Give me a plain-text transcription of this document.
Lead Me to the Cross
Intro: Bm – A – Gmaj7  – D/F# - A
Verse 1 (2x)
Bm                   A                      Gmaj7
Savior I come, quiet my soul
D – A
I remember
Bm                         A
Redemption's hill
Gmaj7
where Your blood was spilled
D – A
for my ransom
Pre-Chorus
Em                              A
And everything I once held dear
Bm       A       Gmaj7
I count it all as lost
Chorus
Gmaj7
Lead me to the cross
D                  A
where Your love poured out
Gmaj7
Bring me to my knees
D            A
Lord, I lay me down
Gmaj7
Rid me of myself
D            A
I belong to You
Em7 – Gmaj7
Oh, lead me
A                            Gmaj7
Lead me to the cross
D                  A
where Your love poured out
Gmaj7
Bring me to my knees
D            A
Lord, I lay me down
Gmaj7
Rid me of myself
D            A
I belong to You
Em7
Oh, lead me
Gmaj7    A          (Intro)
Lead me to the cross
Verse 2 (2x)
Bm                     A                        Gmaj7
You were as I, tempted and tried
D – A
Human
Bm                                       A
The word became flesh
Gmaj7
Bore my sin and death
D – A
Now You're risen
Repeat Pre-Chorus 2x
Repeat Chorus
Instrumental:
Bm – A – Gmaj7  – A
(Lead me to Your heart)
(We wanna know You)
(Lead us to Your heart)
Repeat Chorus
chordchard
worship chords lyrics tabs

******************************

__AIM OF THE EXERCISE__: Can you give every line above again, exactly as written?

__RESULT OF THIS TASK__:
Give me a plain-text transcription of this document.
Lead Me to the Cross
Intro: Bm – A – Gmaj7  – D/F# - A
Verse 1 (2x)
Bm                   A                      Gmaj7
Savior I come, quiet my soul
D – A
I remember
Bm                         A
Redemption's hill
Gmaj7
where Your blood was spilled
D – A
for my ransom
Pre-Chorus
Em                              A
And everything I once held dear
Bm       A       Gmaj7
I count it all as lost
Chorus
Gmaj7
Lead me to the cross
D                  A
where Your love poured out
Gmaj7
Bring me to my knees
D            A
Lord, I lay me down
Gmaj7
Rid me of myself
D            A
I belong to You
Em7 – Gmaj7
Oh, lead me
A                            Gmaj7
Lead me to the cross
D                  A
where Your love poured out
Gmaj7
Bring me to my knees
D            A
Lord, I lay me down
Gmaj7
Rid me of myself
D            A
I belong to You
Em7
Oh, lead me
Gmaj7    A          (Intro)
Lead me to the cross
Verse 2 (2x)
Bm                     A                        Gmaj7
You were as I, tempted and tried
D – A
Human
Bm                                       A
The word became flesh
Gmaj7
Bore my sin and death
D – A
Now You're risen
Repeat Pre-Chorus 2x
Repeat Chorus
Instrumental:
Bm – A – Gmaj7  – A
(Lead me to Your heart)
(We wanna know You)
(Lead us to Your heart)
Repeat Chorus
chordchard
worship chords lyrics tabs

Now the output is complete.